Selected excerpt ->
• • •

[v3] Handle NBCON consoles on KDB

[PATCH v3 2/4] printk: nbcon: Introduce KDB helpers

Posted by Marcos Paulo de Souza 1 month ago

These helpers will be used when calling console->write_atomic on
KDB code in the next patch. It's basically the same implementaion
as nbcon_device_try_acquire, but using NBCON_PORIO_EMERGENCY when
acquiring the context.

For release we need to flush the console, since some messages could be
added before the context was acquired, as KDB emits the messages using
con->{write,write_atomic} instead of storing them on the ring buffer.

Signed-off-by: Marcos Paulo de Souza <mpdesouza@suse.com>
---
 include/linux/console.h |  6 +++++
 kernel/printk/nbcon.c   | 66 +++++++++++++++++++++++++++++++++++++++++++++++++
 2 files changed, 72 insertions(+)

diff --git a/include/linux/console.h b/include/linux/console.h
index 67af483574727c00eea1d5a1eacc994755c92607..b34c5a0b86303e2fb4583fa467d8be43761cf756 100644
--- a/include/linux/console.h
+++ b/include/linux/console.h
@@ -605,6 +605,9 @@ extern bool nbcon_can_proceed(struct nbcon_write_context *wctxt);
 extern bool nbcon_enter_unsafe(struct nbcon_write_context *wctxt);
 extern bool nbcon_exit_unsafe(struct nbcon_write_context *wctxt);
 extern void nbcon_reacquire_nobuf(struct nbcon_write_context *wctxt);
+extern bool nbcon_kdb_try_acquire(struct console *con,
+				  struct nbcon_write_context *wctxt);
+extern void nbcon_kdb_release(struct nbcon_write_context *wctxt);
 
 /*
  * Check if the given console is currently capable and allowed to print
@@ -654,6 +657,9 @@ static inline bool nbcon_can_proceed(struct nbcon_write_context *wctxt) { return
 static inline bool nbcon_enter_unsafe(struct nbcon_write_context *wctxt) { return false; }
 static inline bool nbcon_exit_unsafe(struct nbcon_write_context *wctxt) { return false; }
 static inline void nbcon_reacquire_nobuf(struct nbcon_write_context *wctxt) { }
+static inline bool nbcon_kdb_try_acquire(struct console *con,
+					 struct nbcon_write_context *wctxt) { return false; }
+static inline void nbcon_kdb_release(struct console *con) { }
 static inline bool console_is_usable(struct console *con, short flags,
 				     bool use_atomic) { return false; }
 #endif
diff --git a/kernel/printk/nbcon.c b/kernel/printk/nbcon.c
index 646801813415f0abe40cabf2f28ca9e30664f028..ff218e95a505fd10521c2c4dfb00ad5ec5773953 100644
--- a/kernel/printk/nbcon.c
+++ b/kernel/printk/nbcon.c
@@ -1855,3 +1855,69 @@ void nbcon_device_release(struct console *con)

• • •

[Extracted records]
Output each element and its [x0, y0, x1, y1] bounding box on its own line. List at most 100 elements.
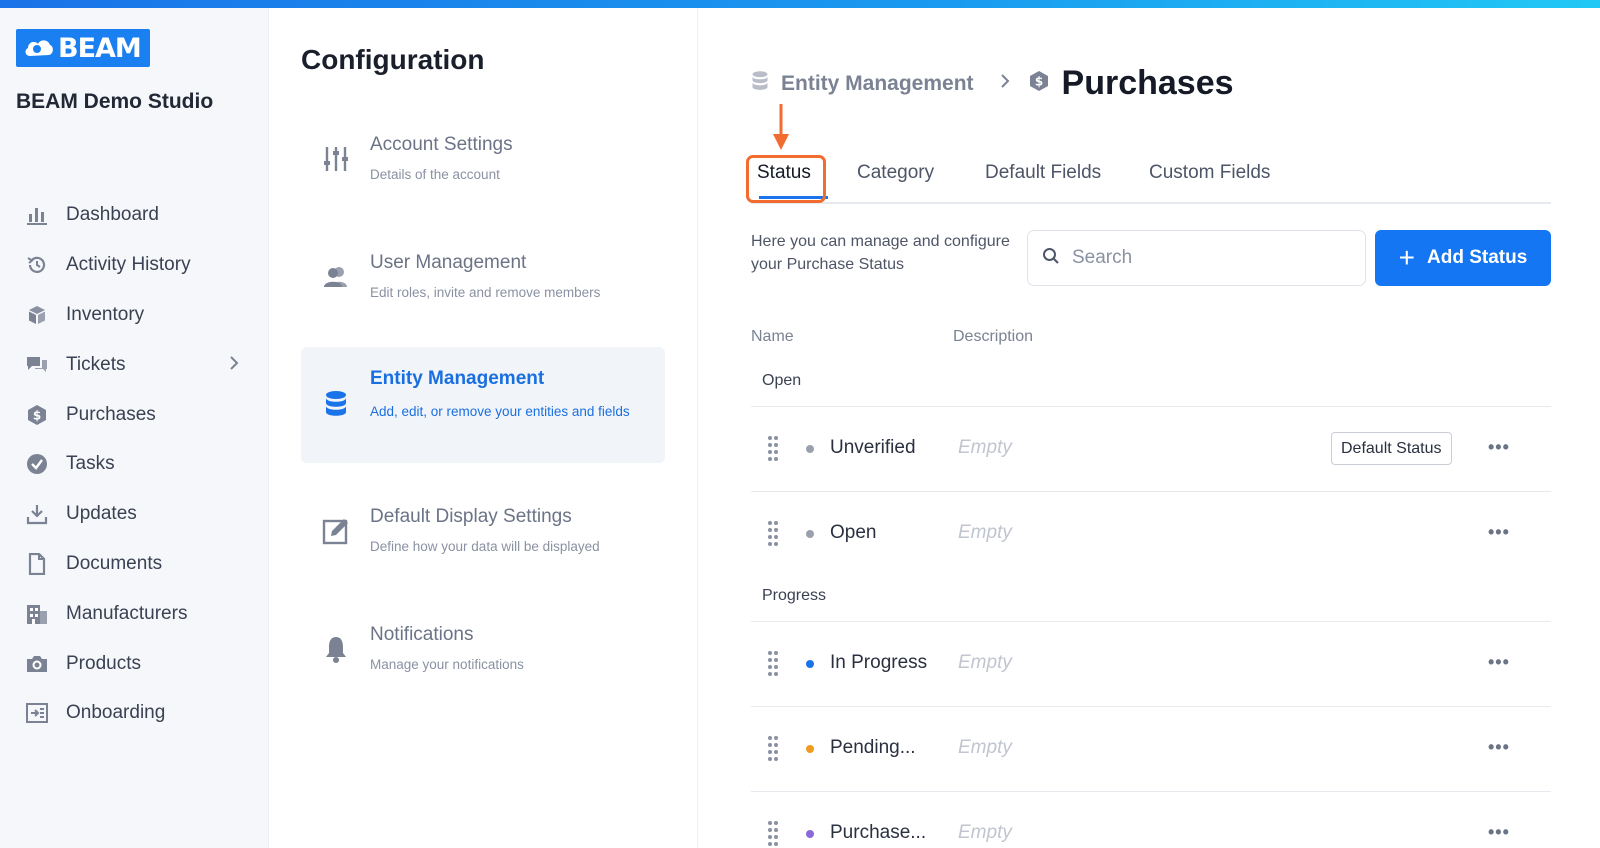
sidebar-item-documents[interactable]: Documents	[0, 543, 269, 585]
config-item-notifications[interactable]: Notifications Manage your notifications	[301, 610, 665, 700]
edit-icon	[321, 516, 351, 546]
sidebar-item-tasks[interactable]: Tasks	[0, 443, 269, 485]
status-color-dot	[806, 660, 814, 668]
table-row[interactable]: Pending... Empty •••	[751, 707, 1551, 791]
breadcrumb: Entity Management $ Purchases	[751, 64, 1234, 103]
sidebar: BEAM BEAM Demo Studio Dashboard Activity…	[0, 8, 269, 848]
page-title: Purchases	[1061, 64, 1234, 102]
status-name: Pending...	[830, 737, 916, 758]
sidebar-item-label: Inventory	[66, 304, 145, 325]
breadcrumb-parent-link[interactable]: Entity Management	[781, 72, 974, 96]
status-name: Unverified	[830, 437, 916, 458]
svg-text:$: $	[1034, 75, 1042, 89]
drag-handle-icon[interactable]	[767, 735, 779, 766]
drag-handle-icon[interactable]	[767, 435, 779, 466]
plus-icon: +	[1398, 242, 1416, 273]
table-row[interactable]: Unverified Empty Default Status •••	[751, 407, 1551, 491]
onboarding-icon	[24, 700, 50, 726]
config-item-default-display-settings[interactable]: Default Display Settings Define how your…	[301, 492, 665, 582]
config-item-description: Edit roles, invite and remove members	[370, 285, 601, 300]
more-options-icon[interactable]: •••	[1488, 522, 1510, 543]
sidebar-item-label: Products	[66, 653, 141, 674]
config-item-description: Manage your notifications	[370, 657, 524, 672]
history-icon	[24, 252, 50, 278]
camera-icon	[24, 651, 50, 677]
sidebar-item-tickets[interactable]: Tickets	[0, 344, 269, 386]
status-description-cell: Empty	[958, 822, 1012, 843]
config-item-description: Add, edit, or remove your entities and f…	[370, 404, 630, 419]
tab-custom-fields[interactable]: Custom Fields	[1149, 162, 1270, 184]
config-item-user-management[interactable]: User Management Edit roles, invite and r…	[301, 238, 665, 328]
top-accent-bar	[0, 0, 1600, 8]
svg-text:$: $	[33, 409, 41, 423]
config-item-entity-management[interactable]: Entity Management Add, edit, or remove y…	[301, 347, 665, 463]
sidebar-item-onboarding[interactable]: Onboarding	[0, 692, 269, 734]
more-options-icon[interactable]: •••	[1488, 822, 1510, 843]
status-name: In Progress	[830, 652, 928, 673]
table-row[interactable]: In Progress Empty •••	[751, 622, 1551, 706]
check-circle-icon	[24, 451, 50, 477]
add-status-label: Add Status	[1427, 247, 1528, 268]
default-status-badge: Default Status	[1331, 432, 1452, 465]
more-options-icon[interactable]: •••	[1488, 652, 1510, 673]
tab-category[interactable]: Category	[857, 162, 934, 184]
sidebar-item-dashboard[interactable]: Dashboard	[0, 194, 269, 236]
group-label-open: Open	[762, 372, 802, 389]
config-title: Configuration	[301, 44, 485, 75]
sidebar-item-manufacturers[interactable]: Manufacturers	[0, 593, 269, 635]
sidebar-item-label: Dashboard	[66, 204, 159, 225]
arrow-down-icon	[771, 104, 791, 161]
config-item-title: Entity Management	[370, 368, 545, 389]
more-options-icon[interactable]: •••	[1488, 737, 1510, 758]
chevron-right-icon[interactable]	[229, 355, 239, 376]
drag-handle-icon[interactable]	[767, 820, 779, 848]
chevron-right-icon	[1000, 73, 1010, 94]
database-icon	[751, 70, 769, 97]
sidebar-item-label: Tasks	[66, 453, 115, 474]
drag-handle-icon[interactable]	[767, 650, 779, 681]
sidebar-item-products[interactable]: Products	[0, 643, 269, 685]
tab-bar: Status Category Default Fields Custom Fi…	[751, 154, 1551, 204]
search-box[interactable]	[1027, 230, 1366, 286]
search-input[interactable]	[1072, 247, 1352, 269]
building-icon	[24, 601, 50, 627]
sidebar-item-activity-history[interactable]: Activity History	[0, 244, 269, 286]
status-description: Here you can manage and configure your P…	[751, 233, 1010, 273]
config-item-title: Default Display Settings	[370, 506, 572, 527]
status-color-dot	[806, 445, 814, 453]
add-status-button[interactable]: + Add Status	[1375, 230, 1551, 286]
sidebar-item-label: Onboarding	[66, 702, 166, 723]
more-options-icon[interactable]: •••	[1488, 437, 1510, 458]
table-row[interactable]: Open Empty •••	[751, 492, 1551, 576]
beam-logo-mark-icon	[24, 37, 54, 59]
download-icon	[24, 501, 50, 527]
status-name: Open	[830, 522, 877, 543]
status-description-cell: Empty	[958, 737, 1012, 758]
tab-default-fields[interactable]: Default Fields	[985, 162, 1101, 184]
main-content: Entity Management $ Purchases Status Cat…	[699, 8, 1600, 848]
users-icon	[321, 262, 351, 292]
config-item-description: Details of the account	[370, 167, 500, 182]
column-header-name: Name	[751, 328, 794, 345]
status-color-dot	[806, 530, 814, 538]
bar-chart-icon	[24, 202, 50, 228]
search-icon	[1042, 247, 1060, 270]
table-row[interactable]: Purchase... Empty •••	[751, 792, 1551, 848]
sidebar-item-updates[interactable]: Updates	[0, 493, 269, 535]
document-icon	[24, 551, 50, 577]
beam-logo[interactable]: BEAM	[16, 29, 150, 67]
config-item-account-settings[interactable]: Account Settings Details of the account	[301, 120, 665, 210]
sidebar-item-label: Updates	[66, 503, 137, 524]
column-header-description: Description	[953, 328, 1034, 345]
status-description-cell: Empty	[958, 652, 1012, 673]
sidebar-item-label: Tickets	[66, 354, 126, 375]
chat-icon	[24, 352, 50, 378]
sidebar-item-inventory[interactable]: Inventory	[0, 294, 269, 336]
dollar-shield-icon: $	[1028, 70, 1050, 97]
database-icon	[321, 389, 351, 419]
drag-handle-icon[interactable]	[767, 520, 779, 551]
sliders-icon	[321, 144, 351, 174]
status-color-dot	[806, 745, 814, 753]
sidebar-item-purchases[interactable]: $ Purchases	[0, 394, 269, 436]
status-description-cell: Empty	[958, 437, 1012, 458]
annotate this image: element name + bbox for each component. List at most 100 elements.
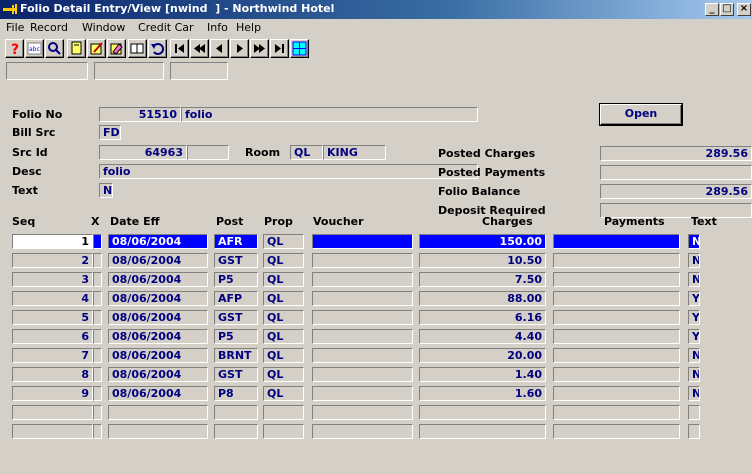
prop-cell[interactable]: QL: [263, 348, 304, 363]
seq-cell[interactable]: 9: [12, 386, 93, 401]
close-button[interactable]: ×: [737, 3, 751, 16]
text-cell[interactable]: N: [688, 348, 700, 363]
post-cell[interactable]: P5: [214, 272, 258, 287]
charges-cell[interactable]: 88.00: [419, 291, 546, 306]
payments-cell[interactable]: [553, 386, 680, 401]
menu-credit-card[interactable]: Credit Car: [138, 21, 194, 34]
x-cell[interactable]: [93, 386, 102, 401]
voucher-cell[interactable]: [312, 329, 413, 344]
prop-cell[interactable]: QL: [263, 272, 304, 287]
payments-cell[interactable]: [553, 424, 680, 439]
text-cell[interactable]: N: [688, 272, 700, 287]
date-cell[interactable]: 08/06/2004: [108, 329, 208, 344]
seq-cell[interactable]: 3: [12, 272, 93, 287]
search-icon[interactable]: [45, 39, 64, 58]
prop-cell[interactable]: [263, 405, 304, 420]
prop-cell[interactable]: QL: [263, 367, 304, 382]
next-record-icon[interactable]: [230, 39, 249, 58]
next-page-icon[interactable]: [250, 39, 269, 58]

• • •

According to the patch posting, how many insertions does the change make, and across how many files? These items are separate material, unrelated to the patch posting.

Response for this exercise ->
72 insertions across 2 files.